[Start of Information provided]
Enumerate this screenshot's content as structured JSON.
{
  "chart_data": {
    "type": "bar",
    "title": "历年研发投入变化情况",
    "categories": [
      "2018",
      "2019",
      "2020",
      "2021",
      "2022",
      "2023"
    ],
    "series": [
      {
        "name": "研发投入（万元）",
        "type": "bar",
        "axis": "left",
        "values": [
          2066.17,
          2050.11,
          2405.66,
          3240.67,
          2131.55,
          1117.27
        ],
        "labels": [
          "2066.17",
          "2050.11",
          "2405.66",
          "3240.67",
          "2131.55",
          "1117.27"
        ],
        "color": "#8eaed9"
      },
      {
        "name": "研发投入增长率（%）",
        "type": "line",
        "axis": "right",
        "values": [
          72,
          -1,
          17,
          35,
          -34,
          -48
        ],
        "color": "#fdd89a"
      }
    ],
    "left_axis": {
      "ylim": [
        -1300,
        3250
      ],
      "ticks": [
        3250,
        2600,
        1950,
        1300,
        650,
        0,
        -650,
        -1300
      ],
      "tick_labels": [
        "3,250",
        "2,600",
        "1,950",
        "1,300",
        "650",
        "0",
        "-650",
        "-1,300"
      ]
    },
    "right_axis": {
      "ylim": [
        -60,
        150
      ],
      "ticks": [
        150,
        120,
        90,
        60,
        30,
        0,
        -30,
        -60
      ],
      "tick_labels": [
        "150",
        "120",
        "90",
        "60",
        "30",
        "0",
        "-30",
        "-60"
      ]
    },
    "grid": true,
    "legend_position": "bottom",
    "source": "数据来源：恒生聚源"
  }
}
[End of Information provided]
[Start of Information provided]
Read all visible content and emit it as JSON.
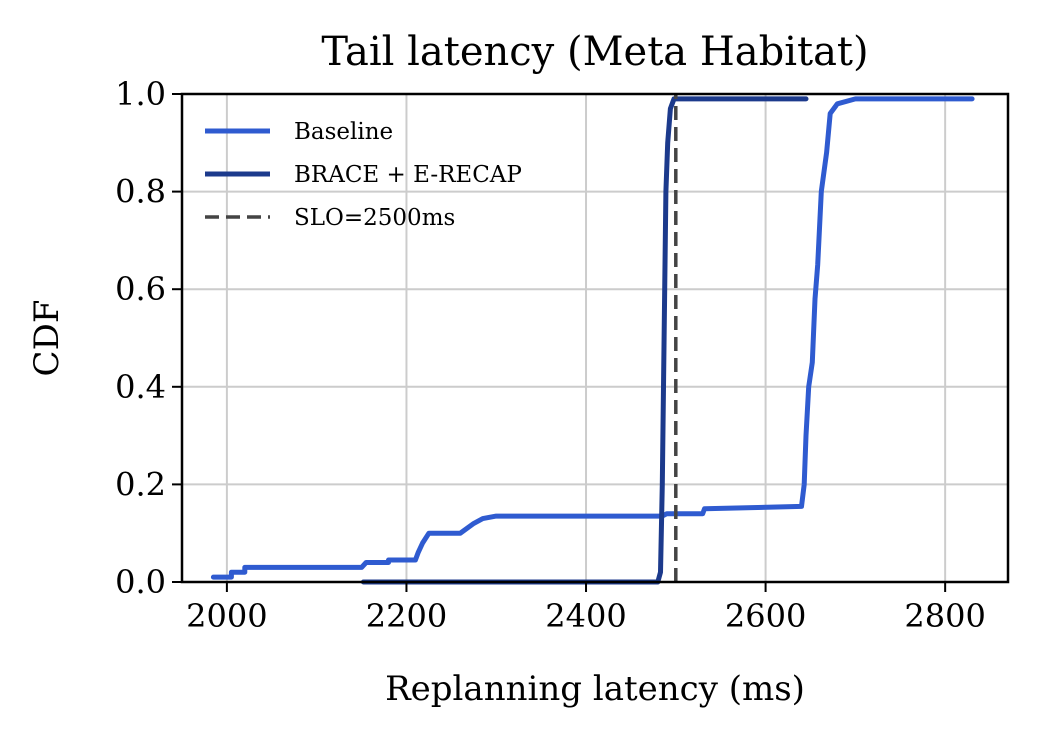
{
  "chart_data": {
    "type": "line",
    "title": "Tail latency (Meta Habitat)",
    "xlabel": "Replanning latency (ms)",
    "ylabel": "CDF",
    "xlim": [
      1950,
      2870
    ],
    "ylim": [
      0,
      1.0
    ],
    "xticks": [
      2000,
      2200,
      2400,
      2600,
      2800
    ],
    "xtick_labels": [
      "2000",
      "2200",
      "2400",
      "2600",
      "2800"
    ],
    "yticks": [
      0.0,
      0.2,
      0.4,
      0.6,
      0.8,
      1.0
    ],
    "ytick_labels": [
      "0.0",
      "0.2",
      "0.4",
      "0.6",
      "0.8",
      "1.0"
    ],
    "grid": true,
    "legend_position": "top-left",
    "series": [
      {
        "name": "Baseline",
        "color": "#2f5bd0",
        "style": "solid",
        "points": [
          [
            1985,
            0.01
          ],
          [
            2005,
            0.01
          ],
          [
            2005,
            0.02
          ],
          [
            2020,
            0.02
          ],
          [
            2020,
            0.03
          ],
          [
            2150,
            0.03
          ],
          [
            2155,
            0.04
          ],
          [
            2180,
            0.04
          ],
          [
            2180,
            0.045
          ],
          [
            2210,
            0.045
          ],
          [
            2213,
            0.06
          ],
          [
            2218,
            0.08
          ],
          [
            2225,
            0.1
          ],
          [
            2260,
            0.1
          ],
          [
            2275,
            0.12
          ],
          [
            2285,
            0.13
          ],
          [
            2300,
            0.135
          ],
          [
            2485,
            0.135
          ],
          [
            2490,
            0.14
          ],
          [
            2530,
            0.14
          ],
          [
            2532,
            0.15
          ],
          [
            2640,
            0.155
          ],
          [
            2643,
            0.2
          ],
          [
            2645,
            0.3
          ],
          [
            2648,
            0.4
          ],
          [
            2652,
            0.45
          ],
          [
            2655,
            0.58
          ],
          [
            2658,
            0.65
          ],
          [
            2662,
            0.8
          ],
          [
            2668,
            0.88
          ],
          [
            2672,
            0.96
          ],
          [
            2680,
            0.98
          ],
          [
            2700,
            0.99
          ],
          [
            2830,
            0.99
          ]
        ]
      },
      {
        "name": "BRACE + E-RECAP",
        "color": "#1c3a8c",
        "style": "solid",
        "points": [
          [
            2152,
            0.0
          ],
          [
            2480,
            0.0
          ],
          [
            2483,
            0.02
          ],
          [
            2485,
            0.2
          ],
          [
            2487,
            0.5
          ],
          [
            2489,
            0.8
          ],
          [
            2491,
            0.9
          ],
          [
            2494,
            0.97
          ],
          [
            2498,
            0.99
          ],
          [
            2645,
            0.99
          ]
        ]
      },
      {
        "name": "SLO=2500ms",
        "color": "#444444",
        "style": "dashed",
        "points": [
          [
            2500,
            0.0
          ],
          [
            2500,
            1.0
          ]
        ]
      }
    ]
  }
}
[End of Information provided]
[Start of Information provided]
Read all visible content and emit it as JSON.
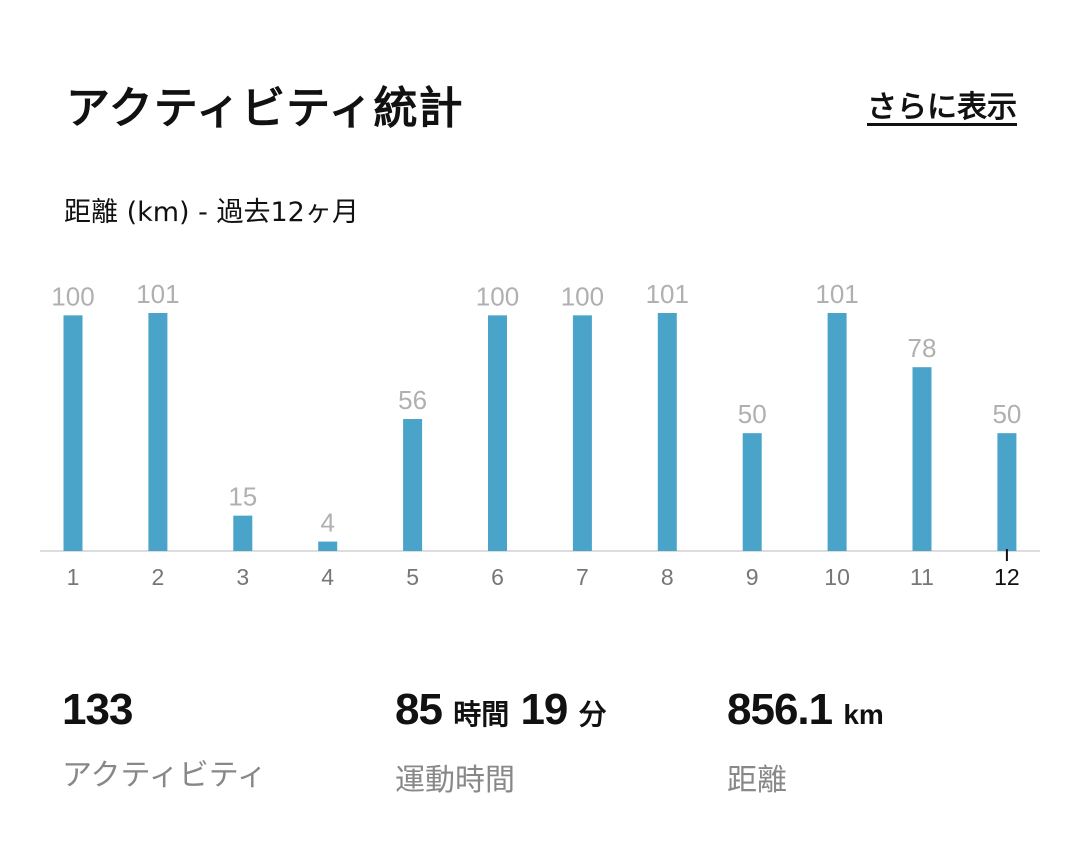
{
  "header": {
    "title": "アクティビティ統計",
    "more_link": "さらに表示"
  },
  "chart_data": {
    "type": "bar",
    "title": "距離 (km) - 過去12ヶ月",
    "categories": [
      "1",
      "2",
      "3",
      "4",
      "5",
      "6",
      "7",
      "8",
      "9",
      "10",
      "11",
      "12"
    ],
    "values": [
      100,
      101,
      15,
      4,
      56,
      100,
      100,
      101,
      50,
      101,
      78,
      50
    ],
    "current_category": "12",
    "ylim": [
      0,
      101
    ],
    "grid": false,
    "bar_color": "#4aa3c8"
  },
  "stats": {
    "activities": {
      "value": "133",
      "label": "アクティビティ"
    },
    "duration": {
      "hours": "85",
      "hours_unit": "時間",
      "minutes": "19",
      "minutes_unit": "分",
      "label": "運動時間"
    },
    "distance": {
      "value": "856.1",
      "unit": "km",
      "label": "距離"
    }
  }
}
[End of Information provided]
▸ Task brief
Extract all lines from the data in which "title" is found.

▸ Written response
    "title": "历年研发投入变化情况",
    "title": "Tail latency (Meta Habitat)",
    "title": "アクティビティ統計",
    "title": "距離 (km) - 過去12ヶ月",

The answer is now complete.